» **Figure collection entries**
---+---

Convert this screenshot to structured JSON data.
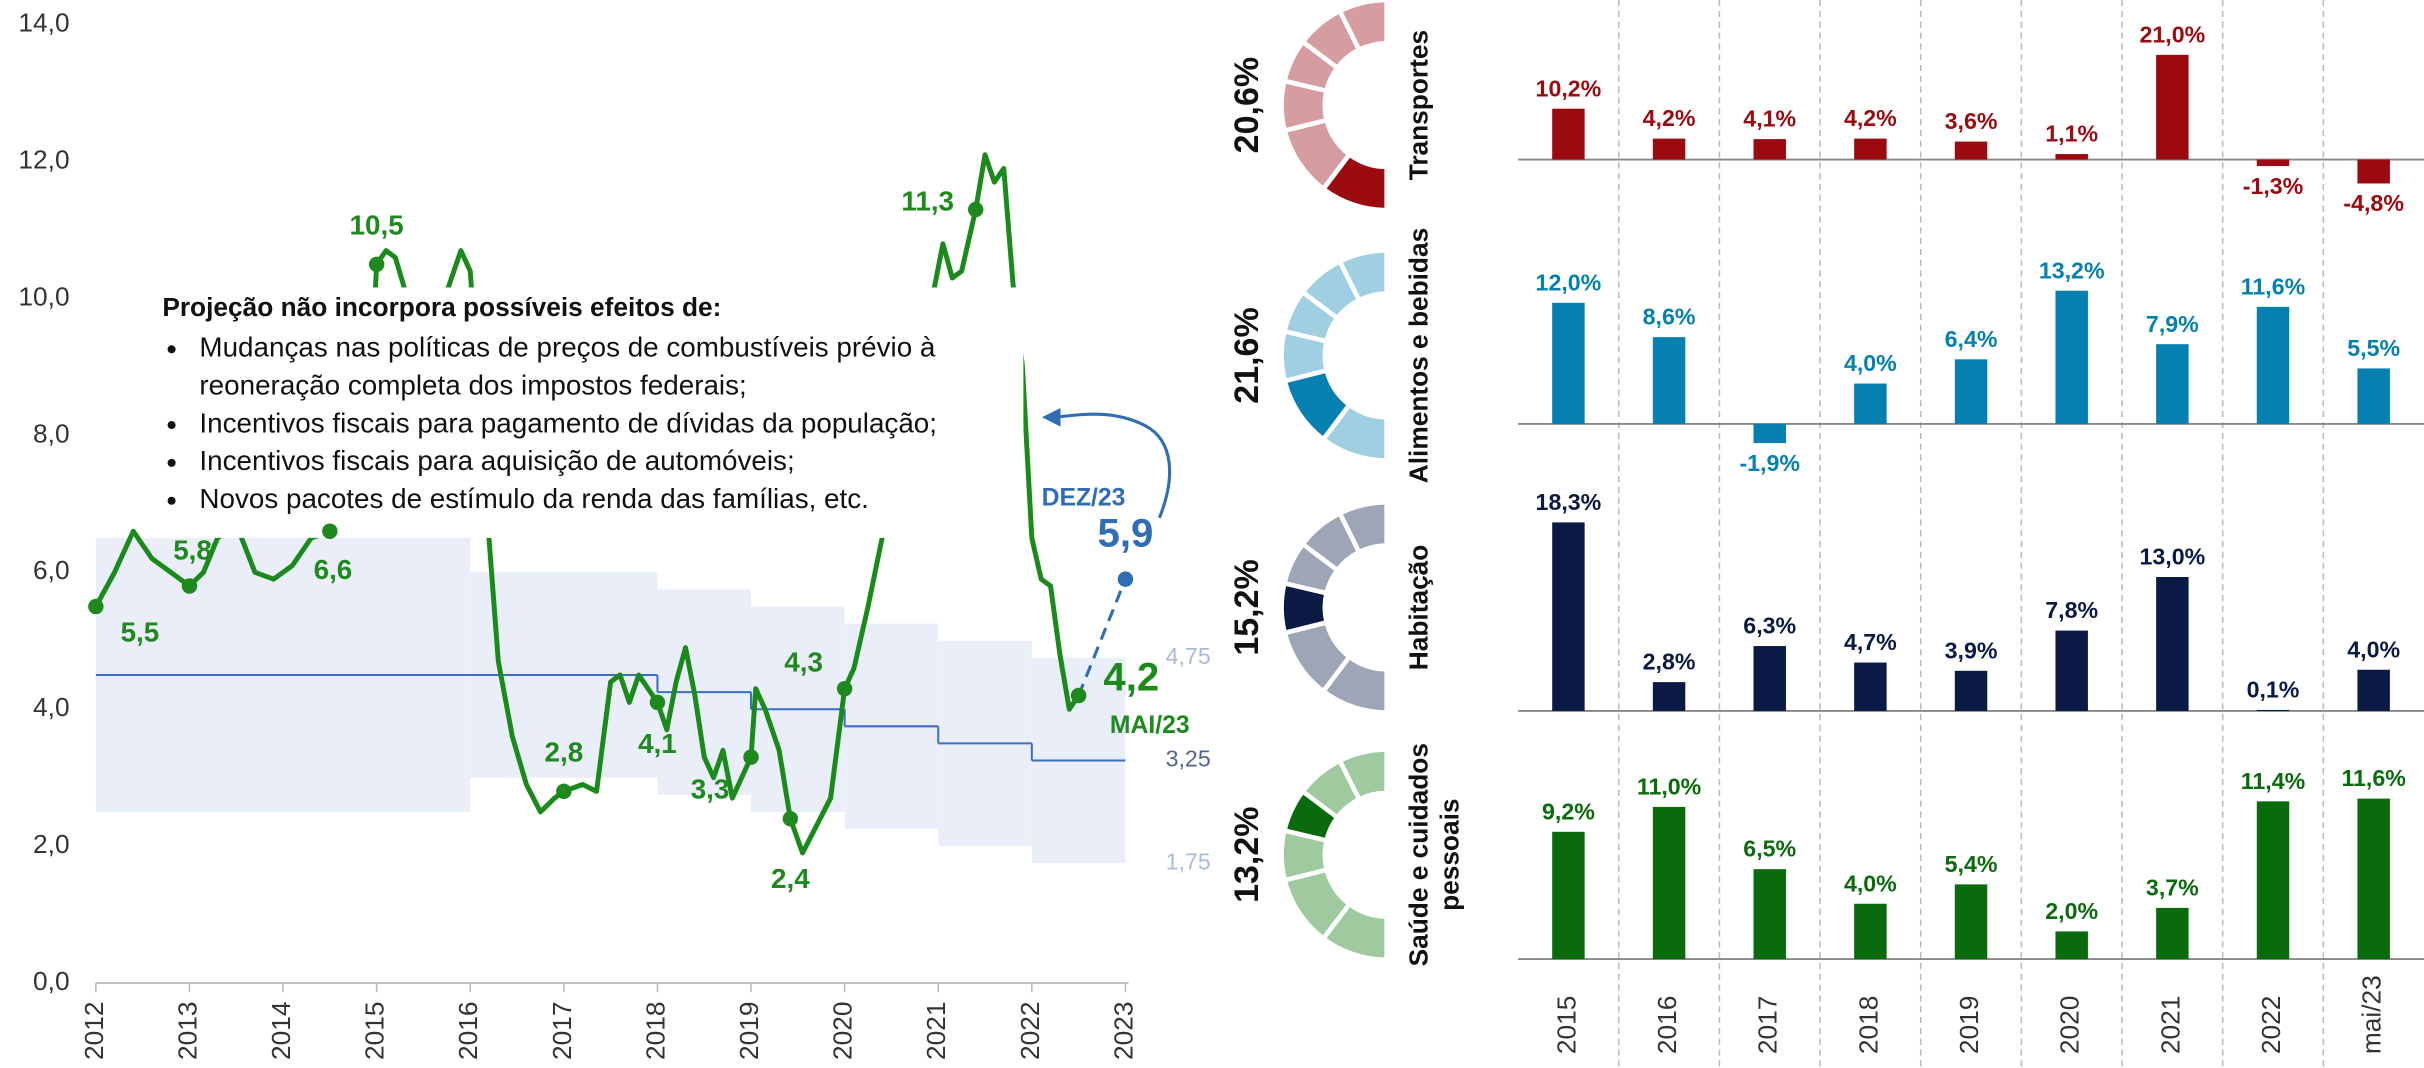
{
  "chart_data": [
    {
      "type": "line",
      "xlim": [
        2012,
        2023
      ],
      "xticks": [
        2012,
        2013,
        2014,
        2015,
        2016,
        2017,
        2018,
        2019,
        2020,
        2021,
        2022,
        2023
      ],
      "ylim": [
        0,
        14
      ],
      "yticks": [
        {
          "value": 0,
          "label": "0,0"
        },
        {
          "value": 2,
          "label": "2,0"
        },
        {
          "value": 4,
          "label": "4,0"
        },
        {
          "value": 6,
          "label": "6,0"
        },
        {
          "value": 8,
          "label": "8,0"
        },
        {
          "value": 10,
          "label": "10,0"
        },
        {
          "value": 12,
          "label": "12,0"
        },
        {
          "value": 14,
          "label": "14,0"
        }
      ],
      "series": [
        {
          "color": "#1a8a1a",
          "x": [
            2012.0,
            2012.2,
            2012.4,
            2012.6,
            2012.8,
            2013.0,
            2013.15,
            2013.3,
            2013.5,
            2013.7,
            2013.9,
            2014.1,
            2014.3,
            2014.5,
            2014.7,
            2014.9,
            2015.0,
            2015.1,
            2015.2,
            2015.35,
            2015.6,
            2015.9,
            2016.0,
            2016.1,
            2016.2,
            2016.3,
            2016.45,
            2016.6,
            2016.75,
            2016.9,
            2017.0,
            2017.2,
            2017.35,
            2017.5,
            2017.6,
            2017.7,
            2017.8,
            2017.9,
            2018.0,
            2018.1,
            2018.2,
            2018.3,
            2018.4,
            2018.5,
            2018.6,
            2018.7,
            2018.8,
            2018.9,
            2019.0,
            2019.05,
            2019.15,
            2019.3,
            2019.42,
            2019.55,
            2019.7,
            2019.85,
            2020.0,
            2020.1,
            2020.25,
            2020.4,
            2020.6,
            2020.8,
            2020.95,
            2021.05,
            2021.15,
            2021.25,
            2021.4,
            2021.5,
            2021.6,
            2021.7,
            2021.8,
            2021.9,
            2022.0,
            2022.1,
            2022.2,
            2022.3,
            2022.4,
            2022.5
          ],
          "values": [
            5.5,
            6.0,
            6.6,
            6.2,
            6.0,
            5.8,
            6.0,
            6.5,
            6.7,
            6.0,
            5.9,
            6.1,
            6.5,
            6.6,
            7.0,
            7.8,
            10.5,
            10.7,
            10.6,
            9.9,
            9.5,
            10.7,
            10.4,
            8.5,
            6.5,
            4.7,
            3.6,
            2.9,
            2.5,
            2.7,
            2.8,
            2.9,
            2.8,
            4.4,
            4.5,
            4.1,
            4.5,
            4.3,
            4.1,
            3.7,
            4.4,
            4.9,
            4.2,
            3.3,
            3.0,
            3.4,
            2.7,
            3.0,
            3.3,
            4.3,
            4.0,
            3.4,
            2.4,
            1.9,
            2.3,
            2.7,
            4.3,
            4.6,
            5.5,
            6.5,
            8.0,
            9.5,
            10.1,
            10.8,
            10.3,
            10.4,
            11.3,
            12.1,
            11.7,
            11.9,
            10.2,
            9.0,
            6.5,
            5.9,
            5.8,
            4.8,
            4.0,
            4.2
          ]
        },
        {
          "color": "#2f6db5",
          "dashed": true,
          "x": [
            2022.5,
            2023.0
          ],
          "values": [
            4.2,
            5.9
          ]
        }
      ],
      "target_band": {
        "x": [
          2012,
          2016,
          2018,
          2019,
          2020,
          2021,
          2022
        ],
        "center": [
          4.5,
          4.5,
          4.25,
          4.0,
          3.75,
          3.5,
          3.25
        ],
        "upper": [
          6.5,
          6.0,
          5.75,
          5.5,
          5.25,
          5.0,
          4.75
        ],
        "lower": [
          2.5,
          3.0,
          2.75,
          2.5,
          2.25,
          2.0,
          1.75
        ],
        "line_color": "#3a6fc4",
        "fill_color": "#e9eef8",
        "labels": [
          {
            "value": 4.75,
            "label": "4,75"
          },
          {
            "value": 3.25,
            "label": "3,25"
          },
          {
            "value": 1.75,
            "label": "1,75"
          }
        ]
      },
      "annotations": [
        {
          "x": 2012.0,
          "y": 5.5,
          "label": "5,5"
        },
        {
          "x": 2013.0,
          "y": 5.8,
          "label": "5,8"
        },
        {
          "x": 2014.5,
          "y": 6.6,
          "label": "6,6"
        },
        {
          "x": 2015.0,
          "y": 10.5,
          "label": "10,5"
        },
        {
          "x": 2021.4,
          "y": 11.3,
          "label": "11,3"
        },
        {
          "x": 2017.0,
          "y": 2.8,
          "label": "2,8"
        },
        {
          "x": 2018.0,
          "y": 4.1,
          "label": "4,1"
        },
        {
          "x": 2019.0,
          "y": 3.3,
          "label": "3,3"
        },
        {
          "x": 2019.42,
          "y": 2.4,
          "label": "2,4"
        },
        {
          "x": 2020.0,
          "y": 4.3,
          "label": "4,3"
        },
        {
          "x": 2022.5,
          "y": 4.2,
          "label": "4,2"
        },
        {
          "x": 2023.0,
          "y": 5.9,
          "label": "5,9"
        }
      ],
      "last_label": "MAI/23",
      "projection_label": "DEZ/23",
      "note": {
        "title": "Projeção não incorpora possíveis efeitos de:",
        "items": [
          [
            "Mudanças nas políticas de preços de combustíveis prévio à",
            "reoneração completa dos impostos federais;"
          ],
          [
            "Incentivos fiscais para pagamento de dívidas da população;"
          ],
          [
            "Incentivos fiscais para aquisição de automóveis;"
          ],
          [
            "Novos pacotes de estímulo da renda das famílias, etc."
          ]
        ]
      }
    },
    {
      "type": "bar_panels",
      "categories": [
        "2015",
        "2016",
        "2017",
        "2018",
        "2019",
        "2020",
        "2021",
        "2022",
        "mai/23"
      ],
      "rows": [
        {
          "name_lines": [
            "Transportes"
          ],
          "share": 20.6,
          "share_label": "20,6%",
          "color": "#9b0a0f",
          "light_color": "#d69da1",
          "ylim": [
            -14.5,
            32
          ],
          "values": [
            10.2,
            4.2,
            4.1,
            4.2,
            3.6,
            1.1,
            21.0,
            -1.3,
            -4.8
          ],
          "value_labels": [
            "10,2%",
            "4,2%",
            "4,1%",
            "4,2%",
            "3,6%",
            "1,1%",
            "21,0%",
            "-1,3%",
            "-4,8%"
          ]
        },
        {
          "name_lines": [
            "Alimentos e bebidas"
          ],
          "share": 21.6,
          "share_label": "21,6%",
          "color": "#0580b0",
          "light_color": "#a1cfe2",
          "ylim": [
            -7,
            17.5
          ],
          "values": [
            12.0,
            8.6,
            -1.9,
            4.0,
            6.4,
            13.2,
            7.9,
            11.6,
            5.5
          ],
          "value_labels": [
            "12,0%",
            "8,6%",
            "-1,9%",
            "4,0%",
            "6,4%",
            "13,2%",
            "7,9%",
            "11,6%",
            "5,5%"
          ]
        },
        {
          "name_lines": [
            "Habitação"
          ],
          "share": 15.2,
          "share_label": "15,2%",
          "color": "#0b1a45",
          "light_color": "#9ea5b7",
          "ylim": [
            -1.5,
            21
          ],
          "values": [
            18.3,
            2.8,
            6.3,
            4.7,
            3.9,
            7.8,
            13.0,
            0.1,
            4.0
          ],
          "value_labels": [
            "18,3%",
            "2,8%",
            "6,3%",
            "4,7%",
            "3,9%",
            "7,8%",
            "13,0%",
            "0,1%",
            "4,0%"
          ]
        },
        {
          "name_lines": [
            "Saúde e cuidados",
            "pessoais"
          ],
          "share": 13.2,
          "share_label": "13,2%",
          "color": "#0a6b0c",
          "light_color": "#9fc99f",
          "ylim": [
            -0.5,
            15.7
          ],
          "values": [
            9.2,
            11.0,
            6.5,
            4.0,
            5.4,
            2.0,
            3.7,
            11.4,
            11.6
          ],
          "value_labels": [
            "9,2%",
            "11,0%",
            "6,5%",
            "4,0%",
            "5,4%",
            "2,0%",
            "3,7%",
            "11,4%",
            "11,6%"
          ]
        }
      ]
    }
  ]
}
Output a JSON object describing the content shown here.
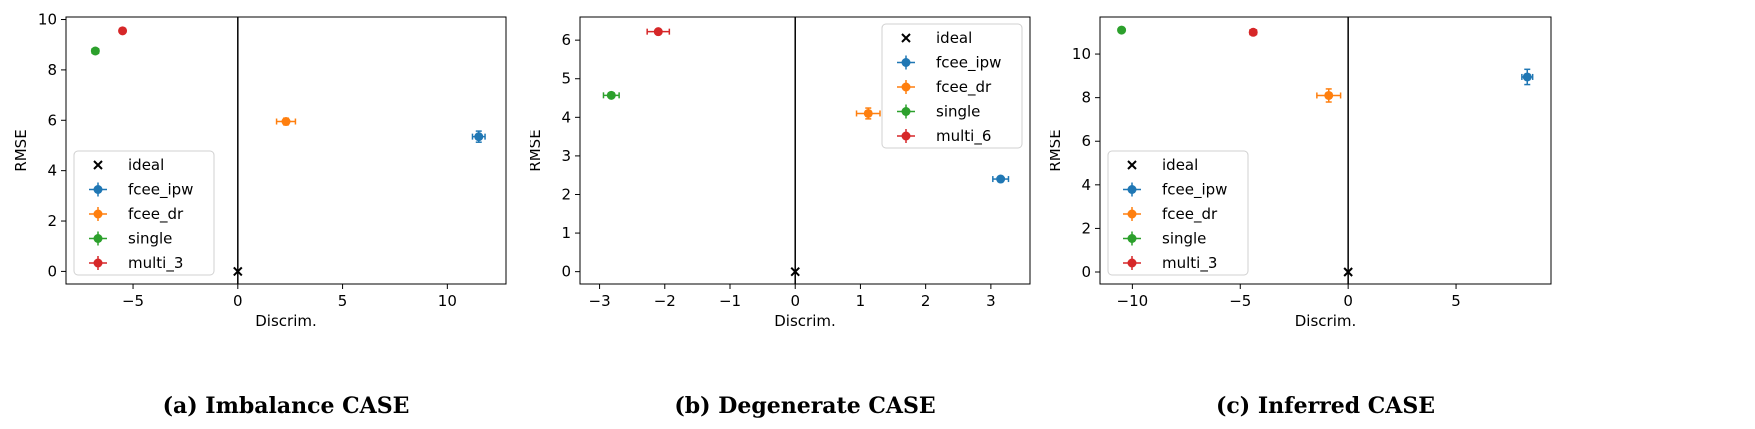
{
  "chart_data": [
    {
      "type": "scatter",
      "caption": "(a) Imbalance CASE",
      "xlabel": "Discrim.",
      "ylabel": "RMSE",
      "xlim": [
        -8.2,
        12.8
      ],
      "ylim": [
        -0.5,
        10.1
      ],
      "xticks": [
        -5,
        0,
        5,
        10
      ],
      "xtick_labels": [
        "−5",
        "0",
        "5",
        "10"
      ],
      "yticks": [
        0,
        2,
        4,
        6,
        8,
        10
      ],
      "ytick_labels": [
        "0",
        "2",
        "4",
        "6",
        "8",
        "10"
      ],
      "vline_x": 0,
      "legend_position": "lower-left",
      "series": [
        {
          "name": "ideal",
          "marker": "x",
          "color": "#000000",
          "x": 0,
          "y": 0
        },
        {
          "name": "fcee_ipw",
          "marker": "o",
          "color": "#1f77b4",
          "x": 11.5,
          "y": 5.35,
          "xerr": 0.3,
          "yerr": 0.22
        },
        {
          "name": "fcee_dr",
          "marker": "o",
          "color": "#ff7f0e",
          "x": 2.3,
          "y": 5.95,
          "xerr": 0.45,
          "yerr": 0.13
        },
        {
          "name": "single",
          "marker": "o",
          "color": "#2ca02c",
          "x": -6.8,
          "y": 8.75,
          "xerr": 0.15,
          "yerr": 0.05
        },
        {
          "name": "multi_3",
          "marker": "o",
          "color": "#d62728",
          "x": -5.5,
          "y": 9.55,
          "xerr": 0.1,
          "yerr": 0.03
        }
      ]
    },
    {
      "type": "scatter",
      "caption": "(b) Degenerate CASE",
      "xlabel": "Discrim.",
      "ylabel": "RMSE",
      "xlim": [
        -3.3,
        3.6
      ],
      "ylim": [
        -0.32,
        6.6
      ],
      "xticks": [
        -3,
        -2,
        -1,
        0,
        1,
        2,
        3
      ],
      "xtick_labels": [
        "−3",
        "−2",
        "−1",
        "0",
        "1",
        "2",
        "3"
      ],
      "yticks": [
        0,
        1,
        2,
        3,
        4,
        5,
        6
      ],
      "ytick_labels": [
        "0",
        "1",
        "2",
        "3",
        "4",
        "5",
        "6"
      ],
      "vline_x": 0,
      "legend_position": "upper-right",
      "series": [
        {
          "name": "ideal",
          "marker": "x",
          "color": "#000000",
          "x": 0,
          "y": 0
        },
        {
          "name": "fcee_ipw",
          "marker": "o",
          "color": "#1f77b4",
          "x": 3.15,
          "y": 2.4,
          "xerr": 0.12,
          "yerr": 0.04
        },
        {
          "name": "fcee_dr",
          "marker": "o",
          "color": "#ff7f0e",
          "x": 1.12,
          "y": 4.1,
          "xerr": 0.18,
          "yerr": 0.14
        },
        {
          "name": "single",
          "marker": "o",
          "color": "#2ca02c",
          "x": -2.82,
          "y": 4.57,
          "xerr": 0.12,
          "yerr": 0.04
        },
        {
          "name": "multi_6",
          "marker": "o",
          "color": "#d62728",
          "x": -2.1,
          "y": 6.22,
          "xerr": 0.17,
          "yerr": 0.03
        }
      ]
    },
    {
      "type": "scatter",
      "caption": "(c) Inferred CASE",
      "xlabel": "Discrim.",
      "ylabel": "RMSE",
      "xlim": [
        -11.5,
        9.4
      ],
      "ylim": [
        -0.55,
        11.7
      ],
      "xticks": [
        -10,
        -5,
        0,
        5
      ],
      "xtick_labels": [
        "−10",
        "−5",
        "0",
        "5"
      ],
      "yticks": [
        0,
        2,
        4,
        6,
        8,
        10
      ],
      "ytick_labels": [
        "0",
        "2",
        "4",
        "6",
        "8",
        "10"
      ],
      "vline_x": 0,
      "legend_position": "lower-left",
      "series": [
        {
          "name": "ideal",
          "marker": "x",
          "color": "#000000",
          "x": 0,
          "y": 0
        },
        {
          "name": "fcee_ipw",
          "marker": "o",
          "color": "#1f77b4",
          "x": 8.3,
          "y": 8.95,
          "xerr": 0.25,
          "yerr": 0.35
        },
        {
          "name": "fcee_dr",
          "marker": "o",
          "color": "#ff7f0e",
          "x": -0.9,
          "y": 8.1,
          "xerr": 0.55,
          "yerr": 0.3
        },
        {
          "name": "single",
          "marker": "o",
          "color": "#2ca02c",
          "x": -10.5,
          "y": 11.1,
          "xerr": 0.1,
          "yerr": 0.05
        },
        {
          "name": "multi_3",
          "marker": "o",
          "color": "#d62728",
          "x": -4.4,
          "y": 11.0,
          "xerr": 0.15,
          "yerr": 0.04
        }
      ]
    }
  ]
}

---+---

» **TASK REQUIREMENTS**
Return all the lines that contain the string "caption".

» **COMPLETE ANSWER**
      "caption": "(a) Imbalance CASE",
      "caption": "(b) Degenerate CASE",
      "caption": "(c) Inferred CASE",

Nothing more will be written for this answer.